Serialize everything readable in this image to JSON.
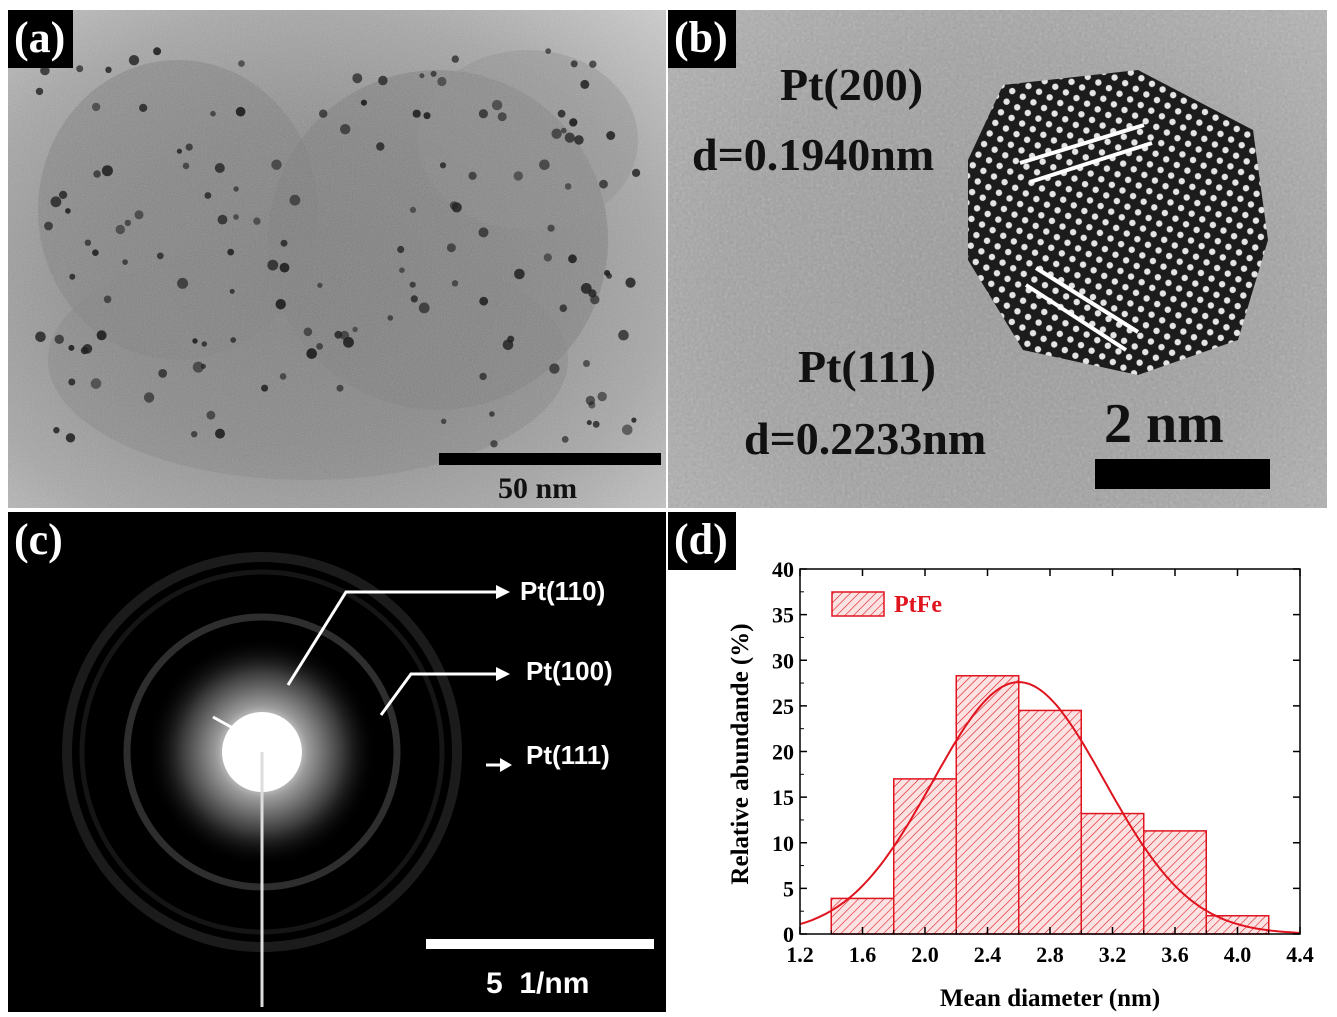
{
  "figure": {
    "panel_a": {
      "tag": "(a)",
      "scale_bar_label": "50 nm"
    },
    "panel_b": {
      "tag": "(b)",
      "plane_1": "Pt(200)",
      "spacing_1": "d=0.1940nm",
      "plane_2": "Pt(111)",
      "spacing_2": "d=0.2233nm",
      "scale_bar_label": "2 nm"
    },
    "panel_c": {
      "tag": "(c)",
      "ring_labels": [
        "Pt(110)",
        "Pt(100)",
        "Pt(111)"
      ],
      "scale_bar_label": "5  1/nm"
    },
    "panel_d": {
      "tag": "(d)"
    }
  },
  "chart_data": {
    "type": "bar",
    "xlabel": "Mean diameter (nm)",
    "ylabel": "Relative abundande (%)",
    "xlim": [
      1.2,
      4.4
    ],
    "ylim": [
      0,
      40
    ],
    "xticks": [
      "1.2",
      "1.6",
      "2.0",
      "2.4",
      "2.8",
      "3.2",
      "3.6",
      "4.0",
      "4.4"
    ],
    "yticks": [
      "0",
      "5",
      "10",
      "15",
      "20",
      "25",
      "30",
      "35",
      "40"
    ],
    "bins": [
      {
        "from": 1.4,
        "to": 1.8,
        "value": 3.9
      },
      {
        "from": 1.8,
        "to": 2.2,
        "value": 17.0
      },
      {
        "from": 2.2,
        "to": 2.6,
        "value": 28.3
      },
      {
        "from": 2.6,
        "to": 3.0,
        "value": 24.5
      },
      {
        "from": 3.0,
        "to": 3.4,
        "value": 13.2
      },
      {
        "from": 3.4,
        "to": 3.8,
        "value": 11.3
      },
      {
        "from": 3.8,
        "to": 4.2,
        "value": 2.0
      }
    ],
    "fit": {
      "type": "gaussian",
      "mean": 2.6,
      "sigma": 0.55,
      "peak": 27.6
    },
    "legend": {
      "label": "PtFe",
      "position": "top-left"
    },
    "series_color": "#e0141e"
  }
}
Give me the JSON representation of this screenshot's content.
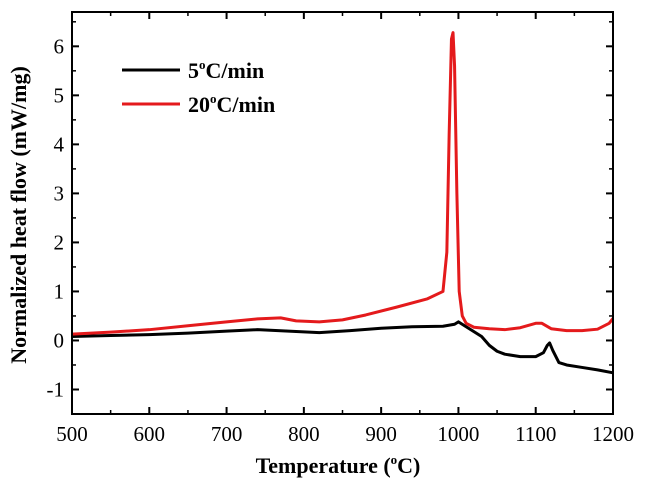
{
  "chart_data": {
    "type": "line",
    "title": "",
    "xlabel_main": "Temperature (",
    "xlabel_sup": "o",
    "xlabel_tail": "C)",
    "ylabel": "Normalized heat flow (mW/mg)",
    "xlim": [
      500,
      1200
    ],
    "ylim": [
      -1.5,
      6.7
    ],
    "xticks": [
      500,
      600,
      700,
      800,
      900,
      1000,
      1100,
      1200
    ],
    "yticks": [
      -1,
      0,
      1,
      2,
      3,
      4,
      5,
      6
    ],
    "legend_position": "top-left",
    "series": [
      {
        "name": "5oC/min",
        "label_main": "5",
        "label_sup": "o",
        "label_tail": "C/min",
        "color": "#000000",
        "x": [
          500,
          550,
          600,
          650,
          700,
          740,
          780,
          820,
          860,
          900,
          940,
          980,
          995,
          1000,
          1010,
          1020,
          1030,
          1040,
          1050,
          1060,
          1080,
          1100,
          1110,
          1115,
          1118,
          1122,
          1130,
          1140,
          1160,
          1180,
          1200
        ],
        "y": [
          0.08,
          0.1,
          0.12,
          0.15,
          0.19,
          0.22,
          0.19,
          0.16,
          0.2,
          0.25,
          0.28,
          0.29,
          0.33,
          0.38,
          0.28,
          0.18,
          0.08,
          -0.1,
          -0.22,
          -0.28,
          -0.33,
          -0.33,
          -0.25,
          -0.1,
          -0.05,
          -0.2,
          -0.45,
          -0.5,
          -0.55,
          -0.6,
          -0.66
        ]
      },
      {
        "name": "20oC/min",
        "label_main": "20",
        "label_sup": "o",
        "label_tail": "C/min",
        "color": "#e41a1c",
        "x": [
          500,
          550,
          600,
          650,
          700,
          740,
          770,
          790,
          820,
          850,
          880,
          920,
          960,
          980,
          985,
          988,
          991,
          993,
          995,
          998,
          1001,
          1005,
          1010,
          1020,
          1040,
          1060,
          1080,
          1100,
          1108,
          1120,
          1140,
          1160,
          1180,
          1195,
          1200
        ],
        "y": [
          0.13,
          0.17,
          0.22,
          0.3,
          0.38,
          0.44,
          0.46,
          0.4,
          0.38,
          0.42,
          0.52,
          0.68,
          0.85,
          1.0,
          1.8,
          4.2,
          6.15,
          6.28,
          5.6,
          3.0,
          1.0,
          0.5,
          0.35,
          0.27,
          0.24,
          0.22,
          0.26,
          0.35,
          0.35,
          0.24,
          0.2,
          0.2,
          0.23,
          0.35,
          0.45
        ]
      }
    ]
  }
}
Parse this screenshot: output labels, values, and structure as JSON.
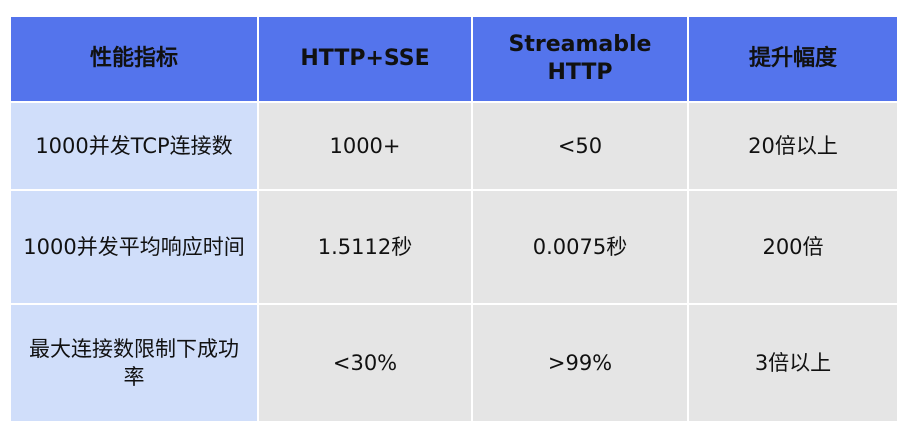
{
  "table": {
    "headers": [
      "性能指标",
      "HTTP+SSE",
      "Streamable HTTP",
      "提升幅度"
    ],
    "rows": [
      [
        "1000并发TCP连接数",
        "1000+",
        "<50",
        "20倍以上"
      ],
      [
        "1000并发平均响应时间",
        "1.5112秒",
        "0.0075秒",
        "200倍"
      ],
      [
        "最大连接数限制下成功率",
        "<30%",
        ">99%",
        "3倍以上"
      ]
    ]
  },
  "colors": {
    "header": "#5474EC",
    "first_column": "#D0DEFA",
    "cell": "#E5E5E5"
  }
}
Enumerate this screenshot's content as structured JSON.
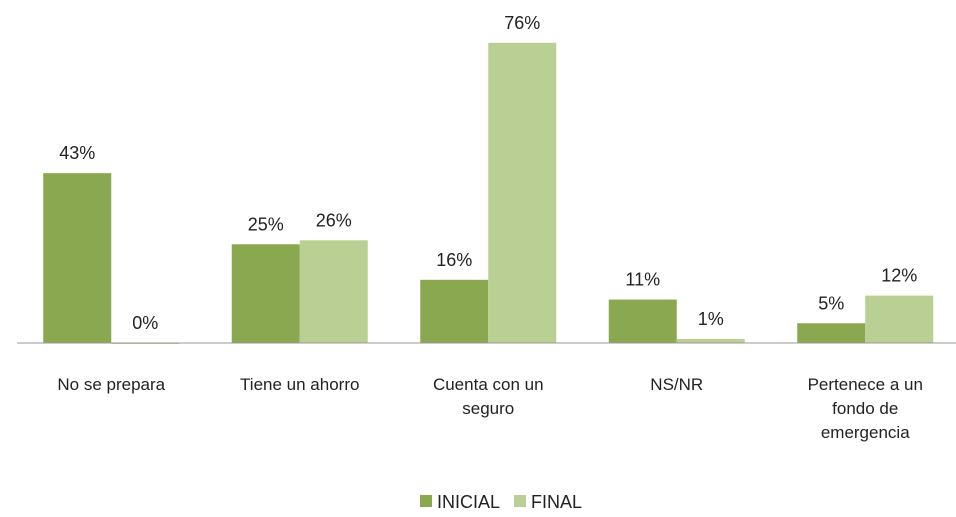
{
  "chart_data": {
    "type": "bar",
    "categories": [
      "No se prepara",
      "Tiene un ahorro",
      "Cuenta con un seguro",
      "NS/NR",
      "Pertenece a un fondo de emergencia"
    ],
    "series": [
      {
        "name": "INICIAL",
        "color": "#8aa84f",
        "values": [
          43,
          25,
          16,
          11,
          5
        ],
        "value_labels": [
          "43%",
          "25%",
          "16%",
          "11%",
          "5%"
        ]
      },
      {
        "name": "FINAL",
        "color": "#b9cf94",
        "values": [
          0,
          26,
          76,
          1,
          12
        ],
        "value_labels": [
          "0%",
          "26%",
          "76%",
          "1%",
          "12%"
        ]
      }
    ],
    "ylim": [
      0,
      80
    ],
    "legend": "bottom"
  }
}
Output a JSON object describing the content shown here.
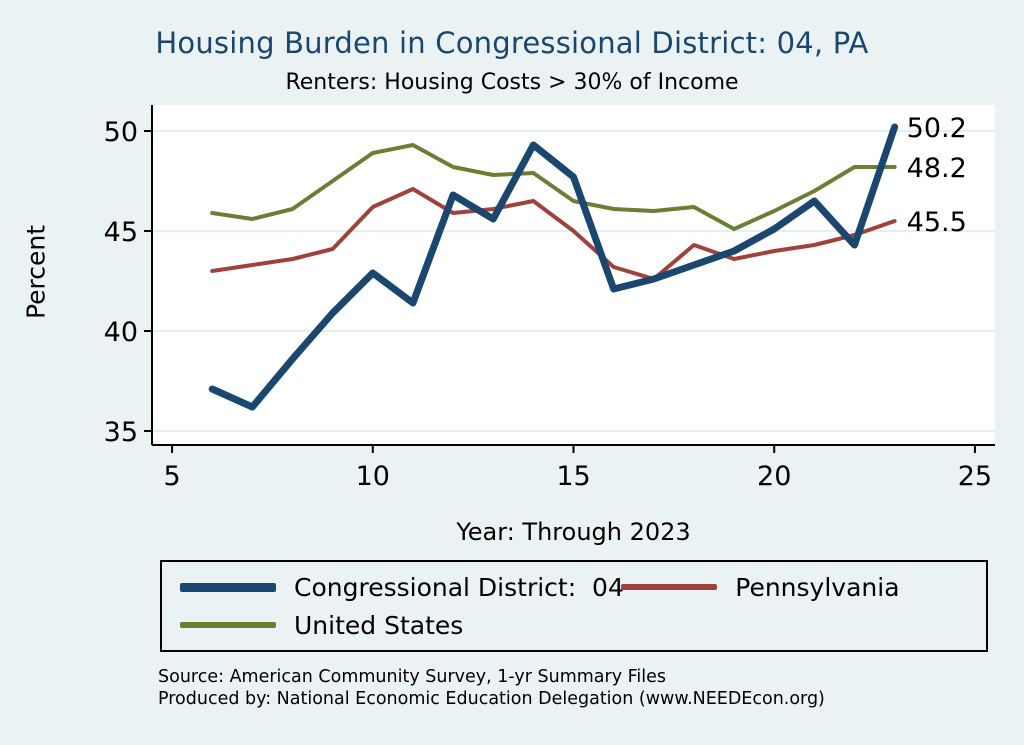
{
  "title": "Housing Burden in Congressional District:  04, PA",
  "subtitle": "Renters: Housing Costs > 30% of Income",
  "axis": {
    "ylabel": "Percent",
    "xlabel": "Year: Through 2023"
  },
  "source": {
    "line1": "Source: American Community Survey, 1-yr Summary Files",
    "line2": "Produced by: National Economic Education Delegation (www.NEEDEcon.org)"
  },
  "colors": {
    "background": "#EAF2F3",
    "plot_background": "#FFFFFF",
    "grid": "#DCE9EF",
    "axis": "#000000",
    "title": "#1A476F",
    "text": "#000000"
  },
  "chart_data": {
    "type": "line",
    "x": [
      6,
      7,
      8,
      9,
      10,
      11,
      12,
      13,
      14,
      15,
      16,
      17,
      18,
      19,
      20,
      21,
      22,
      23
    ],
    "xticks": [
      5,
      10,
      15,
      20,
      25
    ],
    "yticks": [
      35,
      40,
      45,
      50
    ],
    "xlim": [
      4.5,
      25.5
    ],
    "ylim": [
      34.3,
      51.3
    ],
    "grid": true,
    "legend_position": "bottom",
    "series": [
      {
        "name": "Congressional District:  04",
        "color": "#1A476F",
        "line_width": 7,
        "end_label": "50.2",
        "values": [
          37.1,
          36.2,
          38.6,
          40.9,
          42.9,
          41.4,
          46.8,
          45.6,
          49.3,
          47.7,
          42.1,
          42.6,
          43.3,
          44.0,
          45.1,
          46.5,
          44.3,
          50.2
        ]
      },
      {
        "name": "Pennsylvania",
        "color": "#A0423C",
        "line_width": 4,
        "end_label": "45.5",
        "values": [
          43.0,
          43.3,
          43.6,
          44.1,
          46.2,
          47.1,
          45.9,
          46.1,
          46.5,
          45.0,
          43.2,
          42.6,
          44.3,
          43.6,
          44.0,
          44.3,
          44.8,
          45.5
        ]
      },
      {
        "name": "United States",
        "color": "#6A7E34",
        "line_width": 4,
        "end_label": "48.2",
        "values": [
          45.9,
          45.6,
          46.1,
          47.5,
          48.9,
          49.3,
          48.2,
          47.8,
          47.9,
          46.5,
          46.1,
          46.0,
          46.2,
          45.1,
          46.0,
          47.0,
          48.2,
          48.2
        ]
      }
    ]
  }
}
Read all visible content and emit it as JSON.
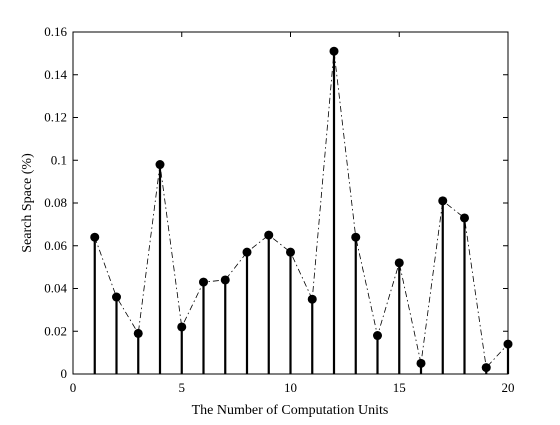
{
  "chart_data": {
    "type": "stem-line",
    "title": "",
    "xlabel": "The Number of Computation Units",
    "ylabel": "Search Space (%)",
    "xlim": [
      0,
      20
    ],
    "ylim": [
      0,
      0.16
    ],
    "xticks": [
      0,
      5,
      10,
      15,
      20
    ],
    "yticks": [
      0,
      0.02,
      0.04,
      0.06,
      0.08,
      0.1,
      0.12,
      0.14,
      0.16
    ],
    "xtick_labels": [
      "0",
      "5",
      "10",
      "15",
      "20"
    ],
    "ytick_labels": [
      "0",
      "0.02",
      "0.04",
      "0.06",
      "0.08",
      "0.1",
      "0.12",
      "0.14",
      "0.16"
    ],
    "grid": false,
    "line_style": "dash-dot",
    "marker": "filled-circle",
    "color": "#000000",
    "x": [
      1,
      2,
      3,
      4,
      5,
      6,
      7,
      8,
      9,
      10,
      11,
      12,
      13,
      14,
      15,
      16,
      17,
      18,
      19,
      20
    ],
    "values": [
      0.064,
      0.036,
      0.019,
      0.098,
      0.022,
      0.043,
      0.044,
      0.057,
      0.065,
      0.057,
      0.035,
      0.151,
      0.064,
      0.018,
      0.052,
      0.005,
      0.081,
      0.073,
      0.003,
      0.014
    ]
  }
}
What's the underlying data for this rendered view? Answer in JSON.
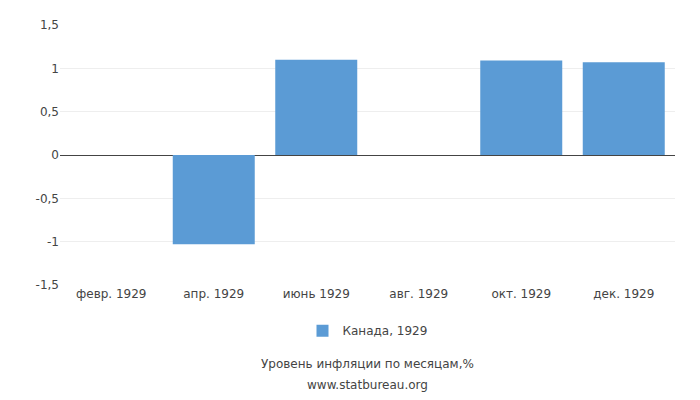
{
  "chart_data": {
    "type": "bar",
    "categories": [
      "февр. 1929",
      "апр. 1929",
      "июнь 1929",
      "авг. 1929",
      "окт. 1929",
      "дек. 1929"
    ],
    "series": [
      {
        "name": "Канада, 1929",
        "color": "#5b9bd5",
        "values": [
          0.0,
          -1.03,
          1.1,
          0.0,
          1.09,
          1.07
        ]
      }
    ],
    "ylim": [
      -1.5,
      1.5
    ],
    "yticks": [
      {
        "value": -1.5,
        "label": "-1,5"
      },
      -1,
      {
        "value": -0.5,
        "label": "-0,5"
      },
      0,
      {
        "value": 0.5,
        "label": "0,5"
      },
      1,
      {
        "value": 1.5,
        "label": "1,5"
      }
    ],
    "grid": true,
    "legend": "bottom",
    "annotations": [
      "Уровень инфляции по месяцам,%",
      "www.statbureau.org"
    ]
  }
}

================

**SET TASK**
Locate the word "this" in the records above, and return each line that has it.

**EXPECTED ANSWER**
Serialize everything readable in this image to JSON.
Give me the JSON representation of this screenshot's content.
Parse this screenshot: output labels, values, and structure as JSON.
Enumerate this screenshot's content as structured JSON.
What's the underlying data for this rendered view? Answer in JSON.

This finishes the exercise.